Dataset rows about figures
---+---

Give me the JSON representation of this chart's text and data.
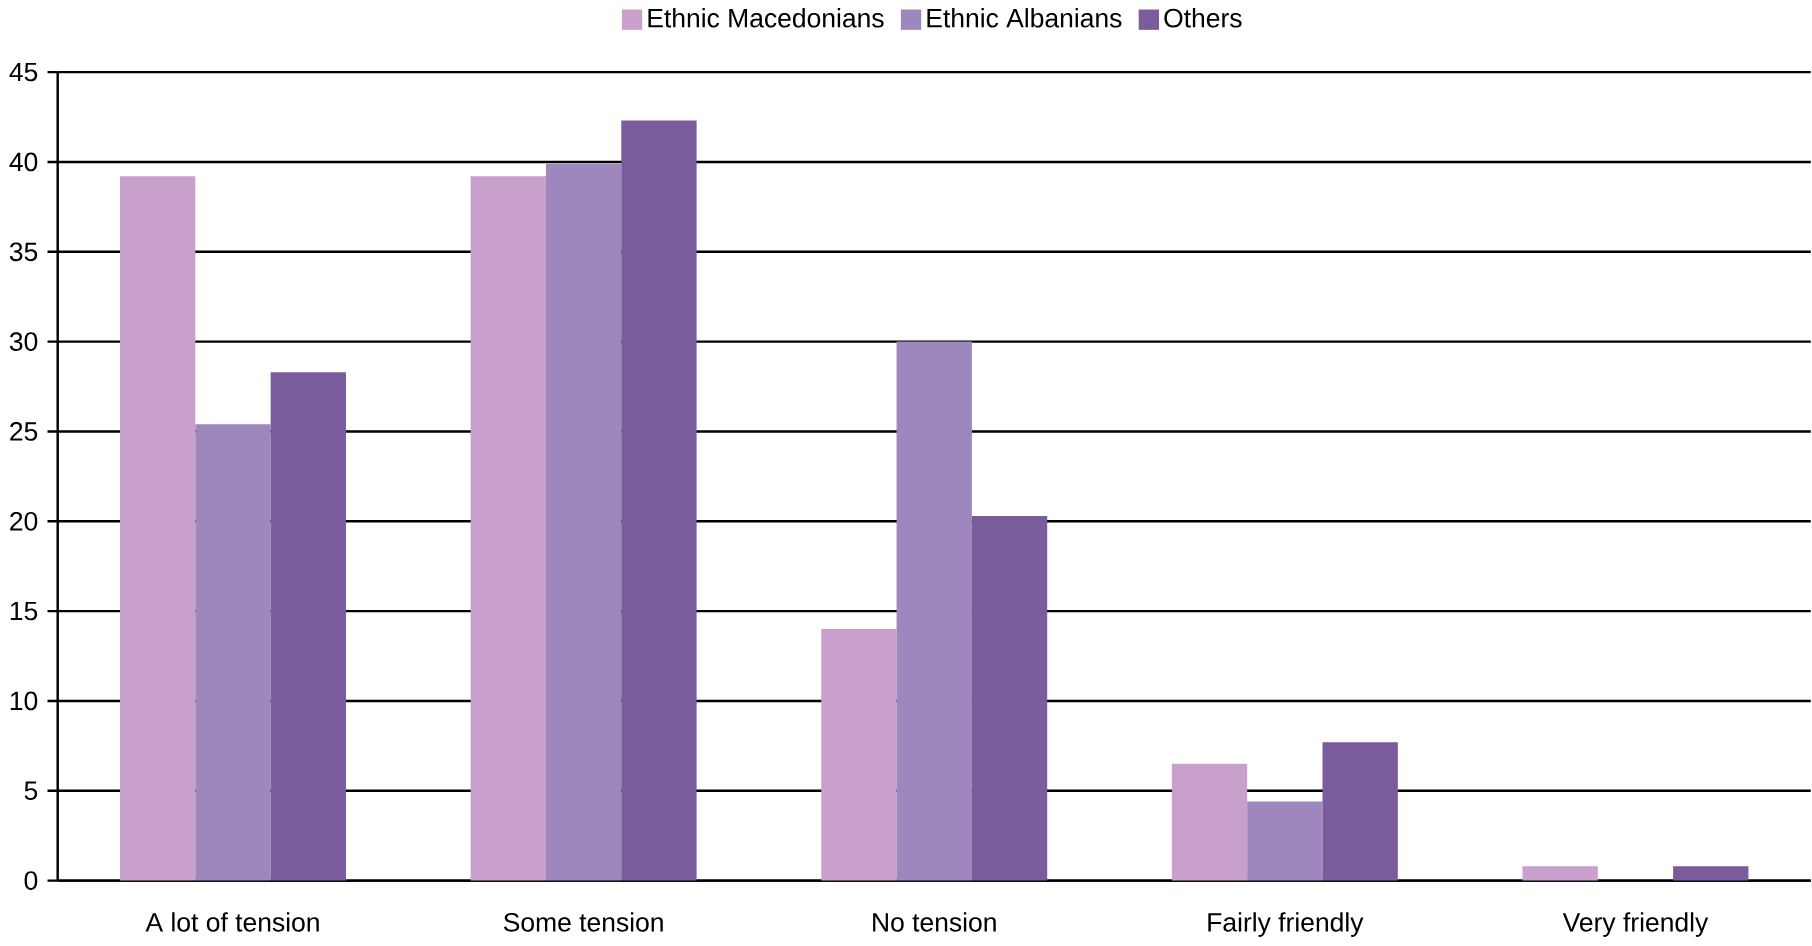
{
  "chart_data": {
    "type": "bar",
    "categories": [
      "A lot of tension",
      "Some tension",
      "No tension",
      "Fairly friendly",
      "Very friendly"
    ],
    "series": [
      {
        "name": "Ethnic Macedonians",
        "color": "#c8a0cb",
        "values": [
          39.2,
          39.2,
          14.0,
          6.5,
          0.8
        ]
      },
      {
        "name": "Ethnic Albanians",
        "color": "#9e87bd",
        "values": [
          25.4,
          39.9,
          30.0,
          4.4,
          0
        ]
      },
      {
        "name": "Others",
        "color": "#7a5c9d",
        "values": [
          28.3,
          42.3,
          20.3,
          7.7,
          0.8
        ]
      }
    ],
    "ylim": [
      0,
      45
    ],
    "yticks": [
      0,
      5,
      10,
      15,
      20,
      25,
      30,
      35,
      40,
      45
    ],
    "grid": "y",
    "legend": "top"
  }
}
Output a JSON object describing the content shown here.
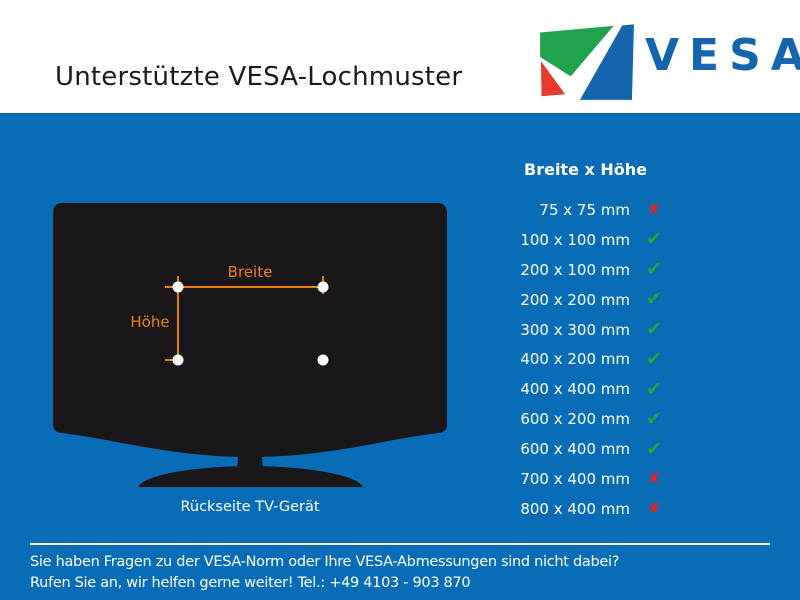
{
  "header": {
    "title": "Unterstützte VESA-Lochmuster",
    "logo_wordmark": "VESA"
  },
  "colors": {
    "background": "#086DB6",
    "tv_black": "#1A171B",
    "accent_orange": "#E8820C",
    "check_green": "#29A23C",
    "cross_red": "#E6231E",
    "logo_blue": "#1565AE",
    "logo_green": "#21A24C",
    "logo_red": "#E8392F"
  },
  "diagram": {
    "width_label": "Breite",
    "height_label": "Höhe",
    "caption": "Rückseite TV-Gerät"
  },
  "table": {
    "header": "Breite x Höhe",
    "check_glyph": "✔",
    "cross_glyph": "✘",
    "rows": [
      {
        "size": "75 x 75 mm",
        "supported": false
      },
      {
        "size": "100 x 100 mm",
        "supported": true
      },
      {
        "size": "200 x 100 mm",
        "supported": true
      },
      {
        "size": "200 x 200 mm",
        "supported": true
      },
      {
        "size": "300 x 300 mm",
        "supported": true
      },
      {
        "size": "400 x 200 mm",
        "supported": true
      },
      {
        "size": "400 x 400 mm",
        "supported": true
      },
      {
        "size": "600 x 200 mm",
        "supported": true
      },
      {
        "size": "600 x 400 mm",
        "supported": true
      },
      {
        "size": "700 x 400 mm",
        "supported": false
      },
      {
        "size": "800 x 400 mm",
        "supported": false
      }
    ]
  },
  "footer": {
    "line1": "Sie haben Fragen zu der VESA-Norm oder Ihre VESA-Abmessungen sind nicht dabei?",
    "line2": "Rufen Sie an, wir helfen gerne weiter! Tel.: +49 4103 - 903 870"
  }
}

---+---

WHAT THE EXERCISE ASKS
Each record above must be returned exactly as written, with its pictures omitted.

PROBLEM SOLUTION
Give me the JSON representation of this chart's text and data.
{
  "chart_data": {
    "type": "bar",
    "categories": [
      "A lot of tension",
      "Some tension",
      "No tension",
      "Fairly friendly",
      "Very friendly"
    ],
    "series": [
      {
        "name": "Ethnic Macedonians",
        "color": "#c8a0cb",
        "values": [
          39.2,
          39.2,
          14.0,
          6.5,
          0.8
        ]
      },
      {
        "name": "Ethnic Albanians",
        "color": "#9e87bd",
        "values": [
          25.4,
          39.9,
          30.0,
          4.4,
          0
        ]
      },
      {
        "name": "Others",
        "color": "#7a5c9d",
        "values": [
          28.3,
          42.3,
          20.3,
          7.7,
          0.8
        ]
      }
    ],
    "ylim": [
      0,
      45
    ],
    "yticks": [
      0,
      5,
      10,
      15,
      20,
      25,
      30,
      35,
      40,
      45
    ],
    "grid": "y",
    "legend": "top"
  }
}
Output a JSON object describing the content shown here.
{
  "header": {
    "title": "Unterstützte VESA-Lochmuster",
    "logo_wordmark": "VESA"
  },
  "colors": {
    "background": "#086DB6",
    "tv_black": "#1A171B",
    "accent_orange": "#E8820C",
    "check_green": "#29A23C",
    "cross_red": "#E6231E",
    "logo_blue": "#1565AE",
    "logo_green": "#21A24C",
    "logo_red": "#E8392F"
  },
  "diagram": {
    "width_label": "Breite",
    "height_label": "Höhe",
    "caption": "Rückseite TV-Gerät"
  },
  "table": {
    "header": "Breite x Höhe",
    "check_glyph": "✔",
    "cross_glyph": "✘",
    "rows": [
      {
        "size": "75 x 75 mm",
        "supported": false
      },
      {
        "size": "100 x 100 mm",
        "supported": true
      },
      {
        "size": "200 x 100 mm",
        "supported": true
      },
      {
        "size": "200 x 200 mm",
        "supported": true
      },
      {
        "size": "300 x 300 mm",
        "supported": true
      },
      {
        "size": "400 x 200 mm",
        "supported": true
      },
      {
        "size": "400 x 400 mm",
        "supported": true
      },
      {
        "size": "600 x 200 mm",
        "supported": true
      },
      {
        "size": "600 x 400 mm",
        "supported": true
      },
      {
        "size": "700 x 400 mm",
        "supported": false
      },
      {
        "size": "800 x 400 mm",
        "supported": false
      }
    ]
  },
  "footer": {
    "line1": "Sie haben Fragen zu der VESA-Norm oder Ihre VESA-Abmessungen sind nicht dabei?",
    "line2": "Rufen Sie an, wir helfen gerne weiter! Tel.: +49 4103 - 903 870"
  }
}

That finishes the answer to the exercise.